▶ **PROBLEM STATEMENT**:
Output the lines that follow exactly as they are.

▶ **DATA PROVIDED**:
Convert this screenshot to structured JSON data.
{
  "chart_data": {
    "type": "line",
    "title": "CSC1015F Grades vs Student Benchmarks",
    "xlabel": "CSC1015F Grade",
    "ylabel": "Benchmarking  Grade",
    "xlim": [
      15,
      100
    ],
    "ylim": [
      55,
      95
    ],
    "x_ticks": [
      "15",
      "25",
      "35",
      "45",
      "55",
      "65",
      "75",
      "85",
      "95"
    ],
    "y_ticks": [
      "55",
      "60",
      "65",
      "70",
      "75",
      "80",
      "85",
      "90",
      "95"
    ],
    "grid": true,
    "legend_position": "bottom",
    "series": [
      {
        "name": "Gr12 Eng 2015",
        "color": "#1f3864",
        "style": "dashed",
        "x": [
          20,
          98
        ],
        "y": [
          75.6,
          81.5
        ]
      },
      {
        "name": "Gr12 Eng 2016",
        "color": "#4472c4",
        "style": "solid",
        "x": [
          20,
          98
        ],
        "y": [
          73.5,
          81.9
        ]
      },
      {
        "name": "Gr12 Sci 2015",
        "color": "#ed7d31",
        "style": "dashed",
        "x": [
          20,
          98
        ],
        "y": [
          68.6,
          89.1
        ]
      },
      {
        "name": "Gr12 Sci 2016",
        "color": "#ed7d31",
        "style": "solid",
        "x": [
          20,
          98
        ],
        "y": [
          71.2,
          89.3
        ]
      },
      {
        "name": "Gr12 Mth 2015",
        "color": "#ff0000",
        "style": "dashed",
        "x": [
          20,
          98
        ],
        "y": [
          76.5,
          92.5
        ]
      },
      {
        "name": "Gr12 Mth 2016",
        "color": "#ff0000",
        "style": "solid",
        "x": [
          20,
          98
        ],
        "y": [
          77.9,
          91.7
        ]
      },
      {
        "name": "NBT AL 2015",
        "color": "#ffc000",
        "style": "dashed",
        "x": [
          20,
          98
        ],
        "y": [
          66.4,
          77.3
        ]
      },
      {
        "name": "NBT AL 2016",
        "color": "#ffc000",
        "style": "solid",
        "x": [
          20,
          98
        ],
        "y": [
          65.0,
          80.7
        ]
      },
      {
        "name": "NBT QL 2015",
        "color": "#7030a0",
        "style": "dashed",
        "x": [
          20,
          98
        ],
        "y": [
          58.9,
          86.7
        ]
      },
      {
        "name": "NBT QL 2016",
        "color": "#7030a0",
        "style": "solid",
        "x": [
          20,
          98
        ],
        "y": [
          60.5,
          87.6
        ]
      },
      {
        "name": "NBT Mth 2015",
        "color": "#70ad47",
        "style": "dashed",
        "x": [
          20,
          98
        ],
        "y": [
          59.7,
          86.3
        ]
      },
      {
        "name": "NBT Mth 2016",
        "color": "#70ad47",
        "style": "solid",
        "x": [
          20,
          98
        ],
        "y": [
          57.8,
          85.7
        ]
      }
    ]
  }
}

▶ **WRITTEN RESPONSE**:
Convert this screenshot to structured JSON data.
{
  "chart_data": {
    "type": "line",
    "title": "CSC1015F Grades vs Student Benchmarks",
    "xlabel": "CSC1015F Grade",
    "ylabel": "Benchmarking  Grade",
    "xlim": [
      15,
      100
    ],
    "ylim": [
      55,
      95
    ],
    "x_ticks": [
      "15",
      "25",
      "35",
      "45",
      "55",
      "65",
      "75",
      "85",
      "95"
    ],
    "y_ticks": [
      "55",
      "60",
      "65",
      "70",
      "75",
      "80",
      "85",
      "90",
      "95"
    ],
    "grid": true,
    "legend_position": "bottom",
    "series": [
      {
        "name": "Gr12 Eng 2015",
        "color": "#1f3864",
        "style": "dashed",
        "x": [
          20,
          98
        ],
        "y": [
          75.6,
          81.5
        ]
      },
      {
        "name": "Gr12 Eng 2016",
        "color": "#4472c4",
        "style": "solid",
        "x": [
          20,
          98
        ],
        "y": [
          73.5,
          81.9
        ]
      },
      {
        "name": "Gr12 Sci 2015",
        "color": "#ed7d31",
        "style": "dashed",
        "x": [
          20,
          98
        ],
        "y": [
          68.6,
          89.1
        ]
      },
      {
        "name": "Gr12 Sci 2016",
        "color": "#ed7d31",
        "style": "solid",
        "x": [
          20,
          98
        ],
        "y": [
          71.2,
          89.3
        ]
      },
      {
        "name": "Gr12 Mth 2015",
        "color": "#ff0000",
        "style": "dashed",
        "x": [
          20,
          98
        ],
        "y": [
          76.5,
          92.5
        ]
      },
      {
        "name": "Gr12 Mth 2016",
        "color": "#ff0000",
        "style": "solid",
        "x": [
          20,
          98
        ],
        "y": [
          77.9,
          91.7
        ]
      },
      {
        "name": "NBT AL 2015",
        "color": "#ffc000",
        "style": "dashed",
        "x": [
          20,
          98
        ],
        "y": [
          66.4,
          77.3
        ]
      },
      {
        "name": "NBT AL 2016",
        "color": "#ffc000",
        "style": "solid",
        "x": [
          20,
          98
        ],
        "y": [
          65.0,
          80.7
        ]
      },
      {
        "name": "NBT QL 2015",
        "color": "#7030a0",
        "style": "dashed",
        "x": [
          20,
          98
        ],
        "y": [
          58.9,
          86.7
        ]
      },
      {
        "name": "NBT QL 2016",
        "color": "#7030a0",
        "style": "solid",
        "x": [
          20,
          98
        ],
        "y": [
          60.5,
          87.6
        ]
      },
      {
        "name": "NBT Mth 2015",
        "color": "#70ad47",
        "style": "dashed",
        "x": [
          20,
          98
        ],
        "y": [
          59.7,
          86.3
        ]
      },
      {
        "name": "NBT Mth 2016",
        "color": "#70ad47",
        "style": "solid",
        "x": [
          20,
          98
        ],
        "y": [
          57.8,
          85.7
        ]
      }
    ]
  }
}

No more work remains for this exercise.